SHORT TASK: Find the word "Trying" in the listing; pull out each line holding it.

[Data entries]
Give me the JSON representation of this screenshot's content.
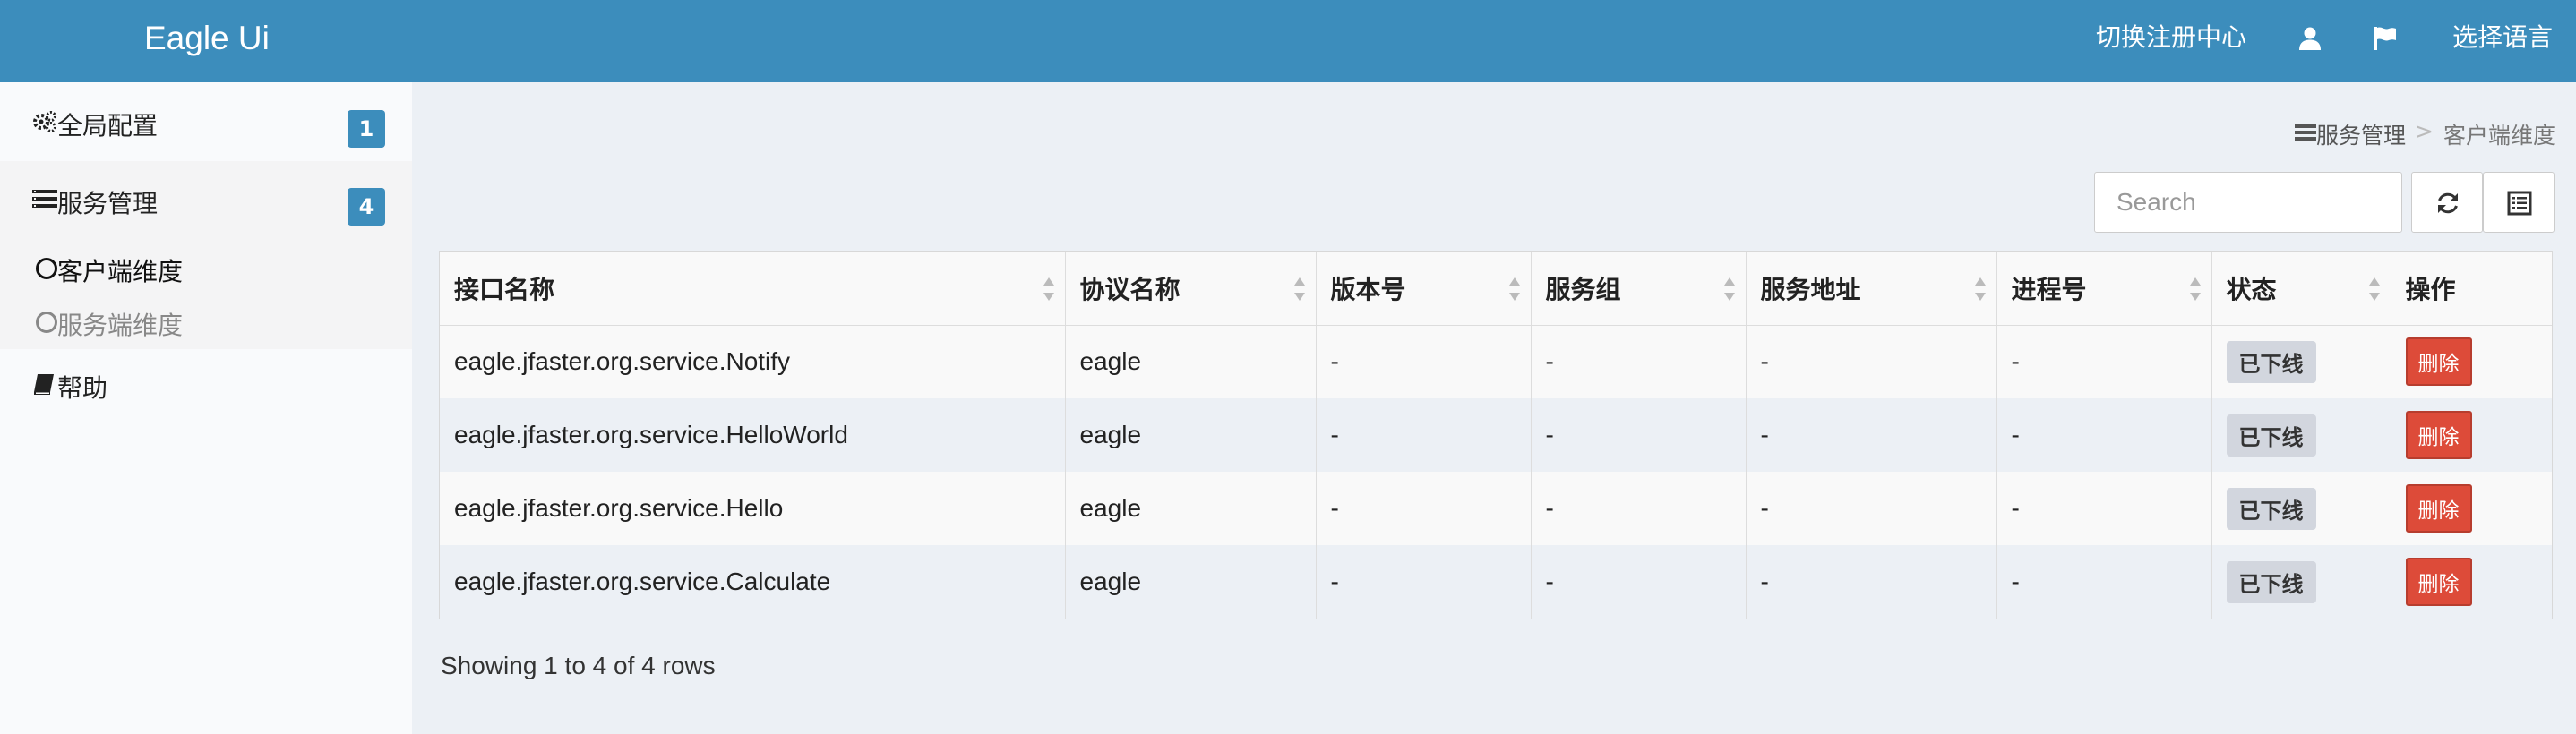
{
  "header": {
    "logo": "Eagle Ui",
    "switch_registry": "切换注册中心",
    "language": "选择语言",
    "user_icon": "user-icon",
    "flag_icon": "flag-icon"
  },
  "sidebar": {
    "items": [
      {
        "label": "全局配置",
        "badge": "1",
        "icon": "gears-icon"
      },
      {
        "label": "服务管理",
        "badge": "4",
        "icon": "list-icon"
      },
      {
        "label": "帮助",
        "icon": "book-icon"
      }
    ],
    "submenu": [
      {
        "label": "客户端维度",
        "active": true
      },
      {
        "label": "服务端维度",
        "active": false
      }
    ]
  },
  "breadcrumb": {
    "parent": "服务管理",
    "separator": ">",
    "current": "客户端维度"
  },
  "toolbar": {
    "search_placeholder": "Search",
    "refresh_icon": "refresh-icon",
    "columns_icon": "columns-icon"
  },
  "table": {
    "columns": [
      "接口名称",
      "协议名称",
      "版本号",
      "服务组",
      "服务地址",
      "进程号",
      "状态",
      "操作"
    ],
    "rows": [
      {
        "interface": "eagle.jfaster.org.service.Notify",
        "protocol": "eagle",
        "version": "-",
        "group": "-",
        "address": "-",
        "pid": "-",
        "status": "已下线",
        "action": "删除"
      },
      {
        "interface": "eagle.jfaster.org.service.HelloWorld",
        "protocol": "eagle",
        "version": "-",
        "group": "-",
        "address": "-",
        "pid": "-",
        "status": "已下线",
        "action": "删除"
      },
      {
        "interface": "eagle.jfaster.org.service.Hello",
        "protocol": "eagle",
        "version": "-",
        "group": "-",
        "address": "-",
        "pid": "-",
        "status": "已下线",
        "action": "删除"
      },
      {
        "interface": "eagle.jfaster.org.service.Calculate",
        "protocol": "eagle",
        "version": "-",
        "group": "-",
        "address": "-",
        "pid": "-",
        "status": "已下线",
        "action": "删除"
      }
    ]
  },
  "pagination": {
    "info": "Showing 1 to 4 of 4 rows"
  },
  "colors": {
    "header": "#3c8dbc",
    "badge": "#3c8dbc",
    "delete": "#dd4b39",
    "status_off": "#d2d6de"
  }
}
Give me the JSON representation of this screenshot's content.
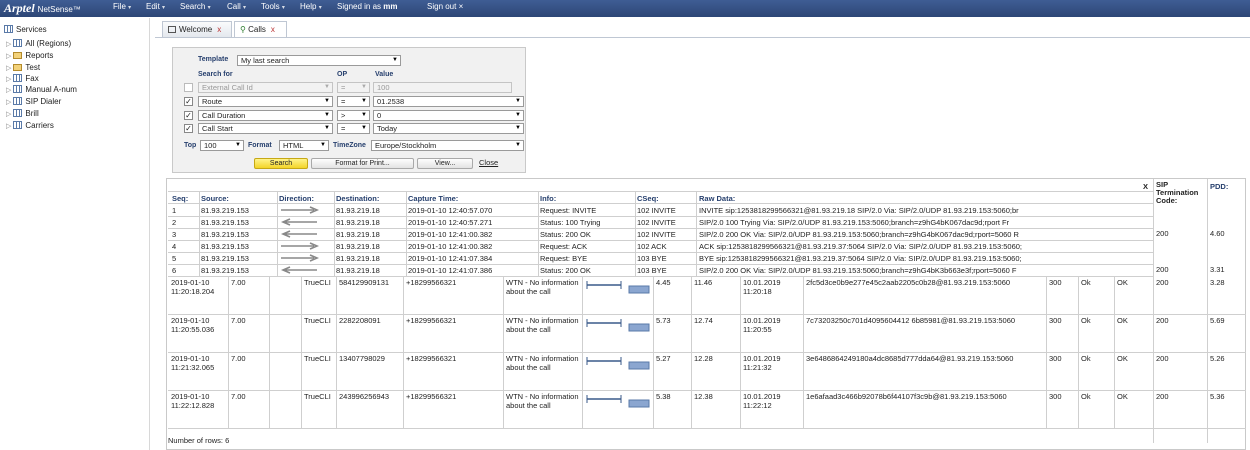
{
  "app": {
    "brand": "Arptel",
    "product": "NetSense™"
  },
  "menu": [
    {
      "label": "File",
      "arrow": "▾"
    },
    {
      "label": "Edit",
      "arrow": "▾"
    },
    {
      "label": "Search",
      "arrow": "▾"
    },
    {
      "label": "Call",
      "arrow": "▾"
    },
    {
      "label": "Tools",
      "arrow": "▾"
    },
    {
      "label": "Help",
      "arrow": "▾"
    },
    {
      "label": "Signed in as"
    },
    {
      "label": "Sign out"
    }
  ],
  "user": "mm",
  "tree": {
    "root": "Services",
    "items": [
      {
        "label": "All (Regions)",
        "icon": "grid-icon"
      },
      {
        "label": "Reports",
        "icon": "folder-icon"
      },
      {
        "label": "Test",
        "icon": "folder-icon"
      },
      {
        "label": "Fax",
        "icon": "grid-icon"
      },
      {
        "label": "Manual A-num",
        "icon": "grid-icon"
      },
      {
        "label": "SIP Dialer",
        "icon": "grid-icon"
      },
      {
        "label": "Brill",
        "icon": "grid-icon"
      },
      {
        "label": "Carriers",
        "icon": "grid-icon"
      }
    ]
  },
  "tabs": [
    {
      "label": "Welcome",
      "close": "x"
    },
    {
      "label": "Calls",
      "close": "x"
    }
  ],
  "search": {
    "template_label": "Template",
    "template_value": "My last search",
    "search_for_label": "Search for",
    "op_label": "OP",
    "value_label": "Value",
    "rows": [
      {
        "checked": false,
        "field": "External Call Id",
        "op": "=",
        "value": "100"
      },
      {
        "checked": true,
        "field": "Route",
        "op": "=",
        "value": "01.2538"
      },
      {
        "checked": true,
        "field": "Call Duration",
        "op": ">",
        "value": "0"
      },
      {
        "checked": true,
        "field": "Call Start",
        "op": "=",
        "value": "Today"
      }
    ],
    "top_label": "Top",
    "top_value": "100",
    "format_label": "Format",
    "format_value": "HTML",
    "timezone_label": "TimeZone",
    "timezone_value": "Europe/Stockholm",
    "buttons": {
      "search": "Search",
      "print": "Format for Print...",
      "view": "View...",
      "close": "Close"
    }
  },
  "trace": {
    "close": "X",
    "headers": [
      "Seq:",
      "Source:",
      "Direction:",
      "Destination:",
      "Capture Time:",
      "Info:",
      "CSeq:",
      "Raw Data:"
    ],
    "rows": [
      {
        "seq": "1",
        "src": "81.93.219.153",
        "dir": "right",
        "dst": "81.93.219.18",
        "time": "2019-01-10 12:40:57.070",
        "info": "Request: INVITE",
        "cseq": "102 INVITE",
        "raw": "INVITE sip:1253818299566321@81.93.219.18 SIP/2.0 Via: SIP/2.0/UDP 81.93.219.153:5060;br"
      },
      {
        "seq": "2",
        "src": "81.93.219.153",
        "dir": "left",
        "dst": "81.93.219.18",
        "time": "2019-01-10 12:40:57.271",
        "info": "Status: 100 Trying",
        "cseq": "102 INVITE",
        "raw": "SIP/2.0 100 Trying Via: SIP/2.0/UDP 81.93.219.153:5060;branch=z9hG4bK067dac9d;rport Fr"
      },
      {
        "seq": "3",
        "src": "81.93.219.153",
        "dir": "left",
        "dst": "81.93.219.18",
        "time": "2019-01-10 12:41:00.382",
        "info": "Status: 200 OK",
        "cseq": "102 INVITE",
        "raw": "SIP/2.0 200 OK Via: SIP/2.0/UDP 81.93.219.153:5060;branch=z9hG4bK067dac9d;rport=5060 R"
      },
      {
        "seq": "4",
        "src": "81.93.219.153",
        "dir": "right",
        "dst": "81.93.219.18",
        "time": "2019-01-10 12:41:00.382",
        "info": "Request: ACK",
        "cseq": "102 ACK",
        "raw": "ACK sip:1253818299566321@81.93.219.37:5064 SIP/2.0 Via: SIP/2.0/UDP 81.93.219.153:5060;"
      },
      {
        "seq": "5",
        "src": "81.93.219.153",
        "dir": "right",
        "dst": "81.93.219.18",
        "time": "2019-01-10 12:41:07.384",
        "info": "Request: BYE",
        "cseq": "103 BYE",
        "raw": "BYE sip:1253818299566321@81.93.219.37:5064 SIP/2.0 Via: SIP/2.0/UDP 81.93.219.153:5060;"
      },
      {
        "seq": "6",
        "src": "81.93.219.153",
        "dir": "left",
        "dst": "81.93.219.18",
        "time": "2019-01-10 12:41:07.386",
        "info": "Status: 200 OK",
        "cseq": "103 BYE",
        "raw": "SIP/2.0 200 OK Via: SIP/2.0/UDP 81.93.219.153:5060;branch=z9hG4bK3b663e3f;rport=5060 F"
      }
    ]
  },
  "columns": {
    "sip_term": "SIP Termination Code:",
    "pdd": "PDD:"
  },
  "right_rows": [
    {
      "sip": "",
      "pdd": ""
    },
    {
      "sip": "200",
      "pdd": "4.60"
    },
    {
      "sip": "",
      "pdd": ""
    },
    {
      "sip": "",
      "pdd": ""
    },
    {
      "sip": "200",
      "pdd": "3.31"
    },
    {
      "sip": "",
      "pdd": ""
    }
  ],
  "calls": [
    {
      "start": "2019-01-10 11:20:18.204",
      "route": "7.00",
      "carrier": "TrueCLI",
      "anum": "584129909131",
      "bnum": "+18299566321",
      "note": "WTN - No information about the call",
      "duration": "4.45",
      "dur2": "11.46",
      "time": "10.01.2019 11:20:18",
      "callid": "2fc5d3ce0b9e277e45c2aab2205c0b28@81.93.219.153:5060",
      "code": "300",
      "s1": "Ok",
      "s2": "OK",
      "sip": "200",
      "pdd": "3.28"
    },
    {
      "start": "2019-01-10 11:20:55.036",
      "route": "7.00",
      "carrier": "TrueCLI",
      "anum": "2282208091",
      "bnum": "+18299566321",
      "note": "WTN - No information about the call",
      "duration": "5.73",
      "dur2": "12.74",
      "time": "10.01.2019 11:20:55",
      "callid": "7c73203250c701d4095604412 6b85981@81.93.219.153:5060",
      "code": "300",
      "s1": "Ok",
      "s2": "OK",
      "sip": "200",
      "pdd": "5.69"
    },
    {
      "start": "2019-01-10 11:21:32.065",
      "route": "7.00",
      "carrier": "TrueCLI",
      "anum": "13407798029",
      "bnum": "+18299566321",
      "note": "WTN - No information about the call",
      "duration": "5.27",
      "dur2": "12.28",
      "time": "10.01.2019 11:21:32",
      "callid": "3e6486864249180a4dc8685d777dda64@81.93.219.153:5060",
      "code": "300",
      "s1": "Ok",
      "s2": "OK",
      "sip": "200",
      "pdd": "5.26"
    },
    {
      "start": "2019-01-10 11:22:12.828",
      "route": "7.00",
      "carrier": "TrueCLI",
      "anum": "243996256943",
      "bnum": "+18299566321",
      "note": "WTN - No information about the call",
      "duration": "5.38",
      "dur2": "12.38",
      "time": "10.01.2019 11:22:12",
      "callid": "1e6afaad3c466b92078b6f44107f3c9b@81.93.219.153:5060",
      "code": "300",
      "s1": "Ok",
      "s2": "OK",
      "sip": "200",
      "pdd": "5.36"
    }
  ],
  "footer": "Number of rows: 6",
  "colors": {
    "topbar": "#34508a",
    "header_text": "#27406e",
    "search_button": "#f3d428"
  }
}
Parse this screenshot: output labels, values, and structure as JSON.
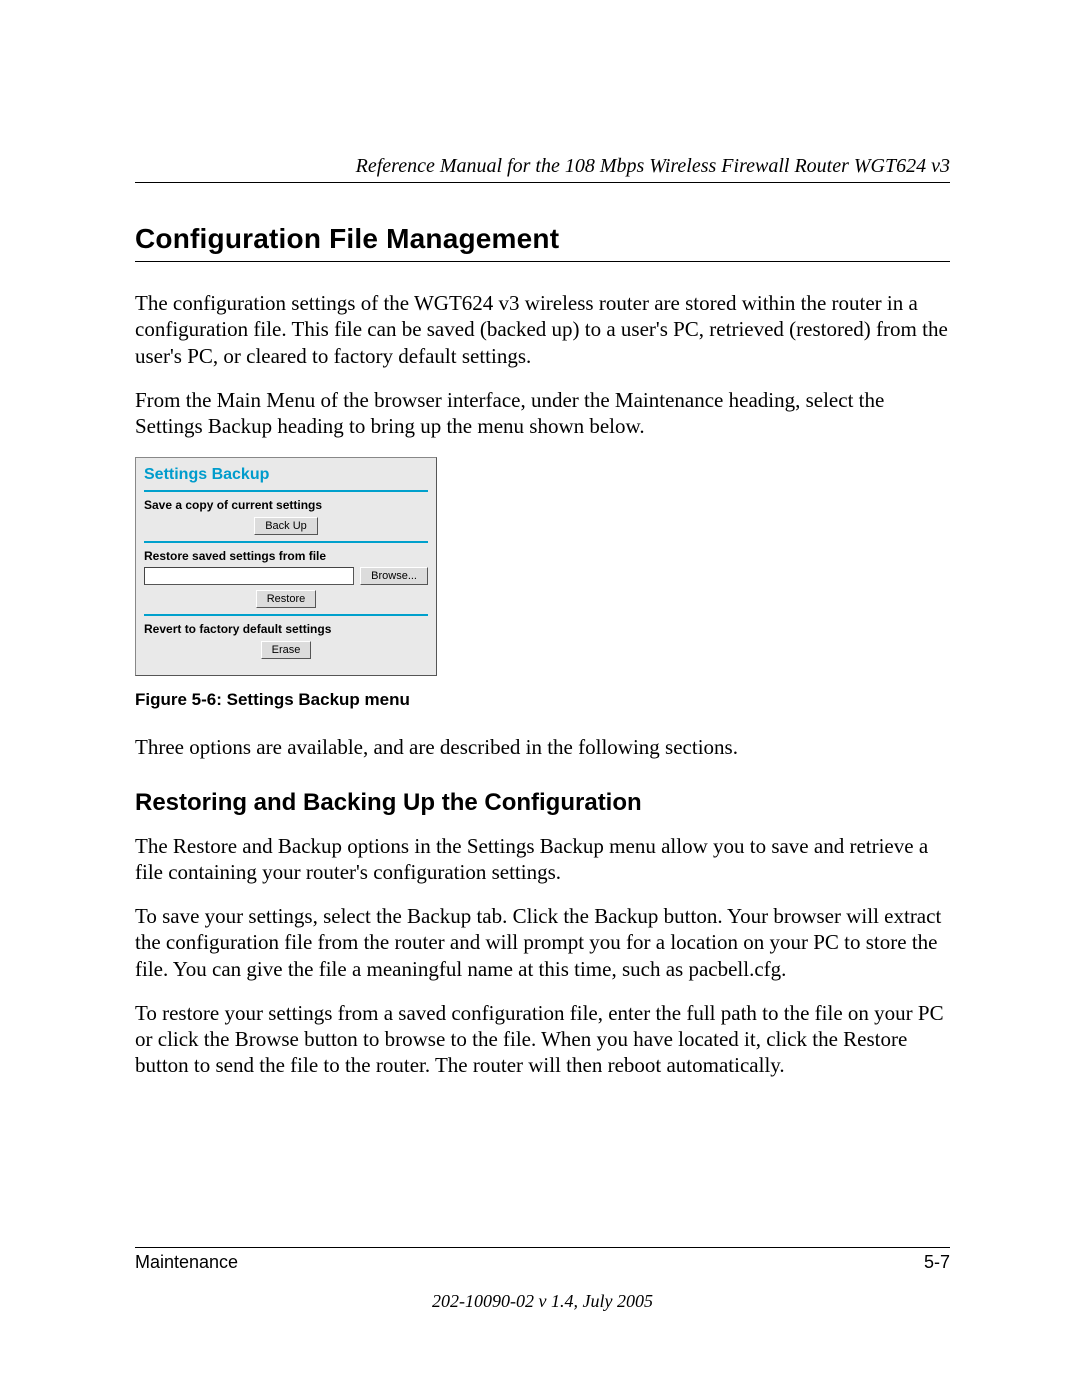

PROBLEM SOLUTION:
        "info": "Status: 100 Trying",
        "raw": "SIP/2.0 100 Trying Via: SIP/2.0/UDP 81.93.219.153:5060;branch=z9hG4bK067dac9d;rport Fr"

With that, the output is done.